» **EXERCISE**: Return the number of lines in which the word "argue" appears; add nothing else.

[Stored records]
--- start ---

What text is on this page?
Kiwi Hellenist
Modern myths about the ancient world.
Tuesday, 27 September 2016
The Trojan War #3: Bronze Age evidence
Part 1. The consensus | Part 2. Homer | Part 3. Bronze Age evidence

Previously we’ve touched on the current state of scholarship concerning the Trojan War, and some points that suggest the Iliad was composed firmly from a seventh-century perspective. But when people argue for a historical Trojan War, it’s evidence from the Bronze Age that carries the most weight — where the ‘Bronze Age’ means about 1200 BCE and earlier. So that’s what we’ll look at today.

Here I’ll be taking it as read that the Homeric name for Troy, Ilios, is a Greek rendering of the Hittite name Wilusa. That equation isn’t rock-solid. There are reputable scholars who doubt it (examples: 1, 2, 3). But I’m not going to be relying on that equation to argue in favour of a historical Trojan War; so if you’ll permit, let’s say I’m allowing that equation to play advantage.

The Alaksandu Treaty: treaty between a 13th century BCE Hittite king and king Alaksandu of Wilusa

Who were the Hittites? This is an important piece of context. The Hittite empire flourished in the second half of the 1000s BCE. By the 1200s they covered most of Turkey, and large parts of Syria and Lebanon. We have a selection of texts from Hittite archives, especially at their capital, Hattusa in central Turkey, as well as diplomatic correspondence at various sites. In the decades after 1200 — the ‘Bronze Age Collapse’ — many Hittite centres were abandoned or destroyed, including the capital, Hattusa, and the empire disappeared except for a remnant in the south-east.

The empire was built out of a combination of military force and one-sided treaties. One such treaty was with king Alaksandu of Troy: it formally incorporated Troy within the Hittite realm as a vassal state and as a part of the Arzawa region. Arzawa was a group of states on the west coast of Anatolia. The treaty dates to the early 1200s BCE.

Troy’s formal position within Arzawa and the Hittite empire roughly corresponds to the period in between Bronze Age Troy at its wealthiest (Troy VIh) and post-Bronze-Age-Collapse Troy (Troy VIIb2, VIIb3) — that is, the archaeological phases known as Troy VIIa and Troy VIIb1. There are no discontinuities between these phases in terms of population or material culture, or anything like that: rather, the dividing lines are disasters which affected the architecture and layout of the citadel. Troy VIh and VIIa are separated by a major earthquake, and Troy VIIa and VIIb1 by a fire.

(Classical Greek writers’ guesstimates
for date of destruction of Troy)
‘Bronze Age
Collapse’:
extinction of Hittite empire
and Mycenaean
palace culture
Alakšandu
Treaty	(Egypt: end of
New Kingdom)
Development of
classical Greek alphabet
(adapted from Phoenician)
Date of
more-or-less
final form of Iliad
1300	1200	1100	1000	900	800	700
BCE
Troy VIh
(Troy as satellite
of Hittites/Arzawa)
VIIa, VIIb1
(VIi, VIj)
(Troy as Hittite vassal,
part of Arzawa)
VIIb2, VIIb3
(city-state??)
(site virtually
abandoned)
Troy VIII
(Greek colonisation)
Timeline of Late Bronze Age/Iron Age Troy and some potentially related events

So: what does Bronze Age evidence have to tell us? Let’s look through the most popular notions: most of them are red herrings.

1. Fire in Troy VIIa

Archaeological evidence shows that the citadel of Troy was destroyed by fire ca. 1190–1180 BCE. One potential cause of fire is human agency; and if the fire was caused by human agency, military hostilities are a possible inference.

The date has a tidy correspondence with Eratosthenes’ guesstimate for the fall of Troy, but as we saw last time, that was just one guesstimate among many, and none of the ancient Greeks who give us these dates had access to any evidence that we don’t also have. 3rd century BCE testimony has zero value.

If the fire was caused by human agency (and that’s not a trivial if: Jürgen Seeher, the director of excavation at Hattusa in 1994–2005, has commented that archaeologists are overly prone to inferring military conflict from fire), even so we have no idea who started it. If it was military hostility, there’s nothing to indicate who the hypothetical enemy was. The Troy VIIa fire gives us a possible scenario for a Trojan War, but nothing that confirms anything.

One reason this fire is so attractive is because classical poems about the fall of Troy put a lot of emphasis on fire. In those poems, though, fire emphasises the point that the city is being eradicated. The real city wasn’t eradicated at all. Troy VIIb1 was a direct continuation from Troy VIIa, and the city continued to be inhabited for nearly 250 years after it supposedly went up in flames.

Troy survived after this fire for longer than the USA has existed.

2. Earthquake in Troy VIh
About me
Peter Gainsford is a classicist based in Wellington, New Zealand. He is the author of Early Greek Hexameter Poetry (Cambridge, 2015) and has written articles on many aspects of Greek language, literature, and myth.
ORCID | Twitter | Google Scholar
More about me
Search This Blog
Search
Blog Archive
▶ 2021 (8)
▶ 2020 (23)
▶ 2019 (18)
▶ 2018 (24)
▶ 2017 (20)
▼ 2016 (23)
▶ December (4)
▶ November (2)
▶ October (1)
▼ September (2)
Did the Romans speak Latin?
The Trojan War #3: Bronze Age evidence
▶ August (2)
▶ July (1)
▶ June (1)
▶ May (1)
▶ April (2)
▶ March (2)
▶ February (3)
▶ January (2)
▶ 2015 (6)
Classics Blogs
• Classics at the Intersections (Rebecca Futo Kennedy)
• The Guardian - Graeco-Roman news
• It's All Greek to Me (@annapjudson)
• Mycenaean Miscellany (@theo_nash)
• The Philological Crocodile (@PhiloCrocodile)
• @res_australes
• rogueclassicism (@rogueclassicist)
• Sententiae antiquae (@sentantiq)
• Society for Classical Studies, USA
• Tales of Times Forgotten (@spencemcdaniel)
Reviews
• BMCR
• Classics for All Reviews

--- end ---

» **RESULT OF THE TASK**: 2